■ **課題一覧**:
**1)** 差押情報の登記調査費用に関する記事を読み、次の問いに答えてください。
(a) 『所有者事項』の登記は1件あたりいくらで調べられるとされていますか。
(b) 大阪のある地区の平成24年3月分で、「処分の制限に関する登記」は約何件あったとされていますか。
(c) DM代1件120円の内訳として、括弧内に何が挙げられていますか。
**2)** 差押情報の登記調査費用に関する記事の続きを書いてください。

■ **記事**:
さて、今回は差押情報(見込み客)リスト内の案件の登記を調べて追客する際に、コストは安いが所有者名と所有者住所の2つしかわからない『所有者事項』の登記をあげればいいのか、それともコストは高いが所有者名や住所はもちろん、どこが差押さえたのか?ローンはいつ、いくら、どこで借りたのか?他の差押さえの有無、他にも不動産を持っているのか?(共同担保目録)、物件の大きさ、前所有者は誰か、その人がいつから所有しだしたのか?など非常に多くのことが読み取れる『全部事項』の登記をあげればいいのか?ということについてザックリと検証してみます。
不動産業者さんが任意売却案件の仕込み営業をするという前提で、見込み客リスト(差押情報)内の「処分の制限に関する登記」(差押さえ)で、見てみます。(以下の登記調査費用は登記情報提供サービスで調べた場合)
大阪のある地区で平成24年3月分で見ますと、バッと数えただけですが、「処分の制限に関する登記」は約190件ほどありましたので、この190件を
『所有者事項』(1件あたり147円)を調べて追客する場合
リスト代(3月分) = 3,520円
調査費 : 190件 × 147円 = 27,930円
DM代 : 190件 × 120円 = 22,800円
(切手80円+紙2枚+封筒20円として)
合計 54,250円
『全部事項』(1件あたり397円)を調べて追客する場合
リスト代(3月分) = 3,520円
調査費 : 190件 × 397円 = 75,430円
DM代 : 190件 × 120円 = 22,800円
(切手80円+紙2枚+封筒20円として)

■ **収録データ**:
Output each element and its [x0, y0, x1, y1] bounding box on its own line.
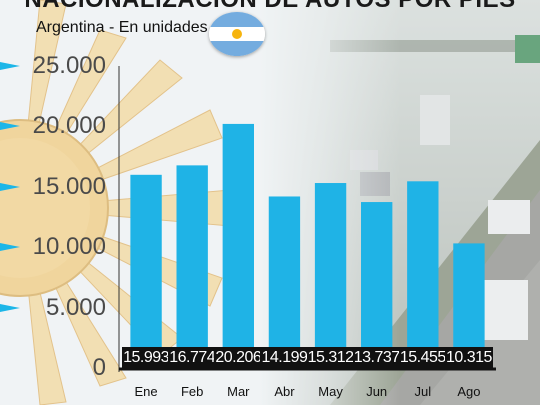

■ **解答**:
**1)**
(a) 147円
(b) 約190件
(c) 切手80円、紙2枚、封筒20円

**2)**
合 計 101,750円
『所有者事項』と『全部事項』との差額は 47,500円
このコスト差は、大きいですか?
また、詳しくは後日に私の体験記として、このブログで取り上げますが、私のおすすめは、何と言っても『全部事項』を調べることです。『所有者事項』の場合、『全部事項』に比べてコストが約半分ですので、たくさんのDMを(同じところへ2回~3回)打てるからと思いがちですが、一番のポイントとなるべき、
・どこが差押さえしたのか?
・差押さえは今現在も解除(抹消)されていないか?(リストが1~2ヶ月遅れの為)
が分からないので、DMを打つにしても、直接訪問するにしても、切り口が
「〇月に、なんらかの差押さえがされたと思うのですが・・・」
と、弱くて曖昧なアプローチになってしまいます。
又、営業マンが時間を割いて留守がちな日中に1軒1軒訪問しても、やっとの思いで会えた所有者から
「ああ、アレね。もう大丈夫だから結構です」
と言われると、「アレって何なのか?大丈夫なら、なんで差押さえされるまで放っておいたのか?」と営業マンとしては納得いかないまま、次の物件へ向うことに・・・。
ところが、『全部事項』の場合だと今回、どこが差押さえしたのかはもちろん、税金であれば、過去にも差押さえがあったか、あれば、差押さえされてからどれくらいの期間で解除(抹消)しているか、住宅ローンはいくら借りたか、借入先はどこか?などがわかるので、アプローチのやり方が、ズバッと的を得ているので話も聞いてくれ易いし、何よりも営業効率がダントツに良くなります。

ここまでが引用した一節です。